** WHAT YOU NEED TO DO **
Make an exact copy of the lines below.

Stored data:
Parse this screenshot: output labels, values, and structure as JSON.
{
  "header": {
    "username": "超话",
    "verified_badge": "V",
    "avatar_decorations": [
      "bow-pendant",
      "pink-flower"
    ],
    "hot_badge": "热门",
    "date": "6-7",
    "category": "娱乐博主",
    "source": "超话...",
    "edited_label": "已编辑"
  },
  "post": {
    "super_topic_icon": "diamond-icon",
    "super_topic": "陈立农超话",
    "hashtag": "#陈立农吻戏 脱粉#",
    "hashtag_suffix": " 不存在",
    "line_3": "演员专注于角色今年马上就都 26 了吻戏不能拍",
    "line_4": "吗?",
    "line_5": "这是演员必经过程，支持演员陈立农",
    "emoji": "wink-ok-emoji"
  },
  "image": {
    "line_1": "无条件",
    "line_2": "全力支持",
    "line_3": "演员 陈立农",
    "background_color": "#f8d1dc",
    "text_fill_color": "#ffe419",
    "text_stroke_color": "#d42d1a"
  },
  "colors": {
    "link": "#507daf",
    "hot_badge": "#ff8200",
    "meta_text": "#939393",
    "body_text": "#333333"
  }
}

** EXERCISE RESULT **
Parse this screenshot: output labels, values, and structure as JSON.
{
  "header": {
    "username": "超话",
    "verified_badge": "V",
    "avatar_decorations": [
      "bow-pendant",
      "pink-flower"
    ],
    "hot_badge": "热门",
    "date": "6-7",
    "category": "娱乐博主",
    "source": "超话...",
    "edited_label": "已编辑"
  },
  "post": {
    "super_topic_icon": "diamond-icon",
    "super_topic": "陈立农超话",
    "hashtag": "#陈立农吻戏 脱粉#",
    "hashtag_suffix": " 不存在",
    "line_3": "演员专注于角色今年马上就都 26 了吻戏不能拍",
    "line_4": "吗?",
    "line_5": "这是演员必经过程，支持演员陈立农",
    "emoji": "wink-ok-emoji"
  },
  "image": {
    "line_1": "无条件",
    "line_2": "全力支持",
    "line_3": "演员 陈立农",
    "background_color": "#f8d1dc",
    "text_fill_color": "#ffe419",
    "text_stroke_color": "#d42d1a"
  },
  "colors": {
    "link": "#507daf",
    "hot_badge": "#ff8200",
    "meta_text": "#939393",
    "body_text": "#333333"
  }
}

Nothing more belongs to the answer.